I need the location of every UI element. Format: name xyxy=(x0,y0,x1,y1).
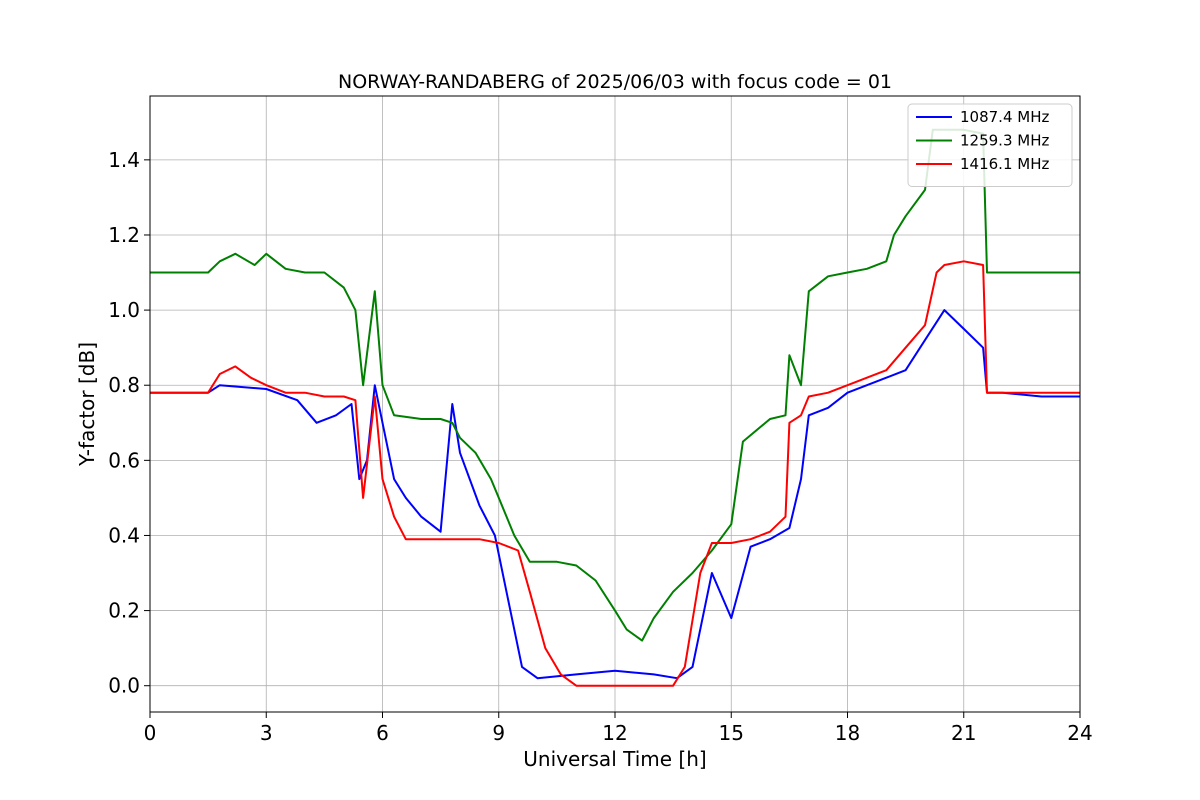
x-tick-label: 0 xyxy=(144,721,157,745)
x-axis-label: Universal Time [h] xyxy=(523,747,706,771)
series-group xyxy=(150,128,1080,687)
x-tick-label: 18 xyxy=(835,721,860,745)
y-axis-label: Y-factor [dB] xyxy=(75,342,99,467)
series-line-1 xyxy=(150,128,1080,642)
chart-title: NORWAY-RANDABERG of 2025/06/03 with focu… xyxy=(338,71,892,93)
legend: 1087.4 MHz 1259.3 MHz 1416.1 MHz xyxy=(907,103,1073,187)
series-line-2 xyxy=(150,260,1080,687)
x-tick-label: 15 xyxy=(719,721,744,745)
y-tick-label: 0.6 xyxy=(108,448,140,472)
x-tick-label: 12 xyxy=(602,721,627,745)
y-tick-label: 0.2 xyxy=(108,599,140,623)
y-tick-label: 1.0 xyxy=(108,298,140,322)
x-ticks: 0 3 6 9 12 15 18 21 24 xyxy=(144,712,1093,745)
y-tick-label: 0.8 xyxy=(108,373,140,397)
legend-label: 1087.4 MHz xyxy=(960,108,1049,126)
x-tick-label: 9 xyxy=(492,721,505,745)
y-tick-label: 0.4 xyxy=(108,523,140,547)
x-tick-label: 6 xyxy=(376,721,389,745)
x-tick-label: 21 xyxy=(951,721,976,745)
x-tick-label: 3 xyxy=(260,721,273,745)
y-tick-label: 0.0 xyxy=(108,674,140,698)
x-tick-label: 24 xyxy=(1067,721,1092,745)
y-tick-label: 1.4 xyxy=(108,148,140,172)
y-tick-label: 1.2 xyxy=(108,223,140,247)
y-ticks: 0.0 0.2 0.4 0.6 0.8 1.0 1.2 1.4 xyxy=(108,148,150,698)
legend-label: 1259.3 MHz xyxy=(960,132,1049,150)
legend-box xyxy=(907,103,1073,187)
series-line-0 xyxy=(150,309,1080,680)
legend-label: 1416.1 MHz xyxy=(960,155,1049,173)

···

Arrange every line of the material above as a Markdown table with the columns "No." and "Line", numbering the rows and skipping blank lines. Leave the picture out of the table.

**ANSWER FOR THE TASK:**
| No. | Line |
|---|---|
| 1 | I need the location of every UI element. Format: name xyxy=(x0,y0,x1,y1). |
| 2 | x-tick-label: 0 xyxy=(144,721,157,745) |
| 3 | x-axis-label: Universal Time [h] xyxy=(523,747,706,771) |
| 4 | series-group xyxy=(150,128,1080,687) |
| 5 | x-tick-label: 18 xyxy=(835,721,860,745) |
| 6 | y-axis-label: Y-factor [dB] xyxy=(75,342,99,467) |
| 7 | series-line-1 xyxy=(150,128,1080,642) |
| 8 | chart-title: NORWAY-RANDABERG of 2025/06/03 with focu… xyxy=(338,71,892,93) |
| 9 | legend: 1087.4 MHz 1259.3 MHz 1416.1 MHz xyxy=(907,103,1073,187) |
| 10 | series-line-2 xyxy=(150,260,1080,687) |
| 11 | x-tick-label: 15 xyxy=(719,721,744,745) |
| 12 | y-tick-label: 0.6 xyxy=(108,448,140,472) |
| 13 | x-tick-label: 12 xyxy=(602,721,627,745) |
| 14 | y-tick-label: 0.2 xyxy=(108,599,140,623) |
| 15 | y-tick-label: 1.0 xyxy=(108,298,140,322) |
| 16 | x-ticks: 0 3 6 9 12 15 18 21 24 xyxy=(144,712,1093,745) |
| 17 | y-tick-label: 0.8 xyxy=(108,373,140,397) |
| 18 | legend-label: 1087.4 MHz xyxy=(960,108,1049,126) |
| 19 | x-tick-label: 9 xyxy=(492,721,505,745) |
| 20 | y-tick-label: 0.4 xyxy=(108,523,140,547) |
| 21 | x-tick-label: 6 xyxy=(376,721,389,745) |
| 22 | x-tick-label: 21 xyxy=(951,721,976,745) |
| 23 | x-tick-label: 3 xyxy=(260,721,273,745) |
| 24 | y-tick-label: 0.0 xyxy=(108,674,140,698) |
| 25 | x-tick-label: 24 xyxy=(1067,721,1092,745) |
| 26 | y-tick-label: 1.4 xyxy=(108,148,140,172) |
| 27 | y-tick-label: 1.2 xyxy=(108,223,140,247) |
| 28 | y-ticks: 0.0 0.2 0.4 0.6 0.8 1.0 1.2 1.4 xyxy=(108,148,150,698) |
| 29 | legend-label: 1259.3 MHz xyxy=(960,132,1049,150) |
| 30 | legend-box xyxy=(907,103,1073,187) |
| 31 | series-line-0 xyxy=(150,309,1080,680) |
| 32 | legend-label: 1416.1 MHz xyxy=(960,155,1049,173) |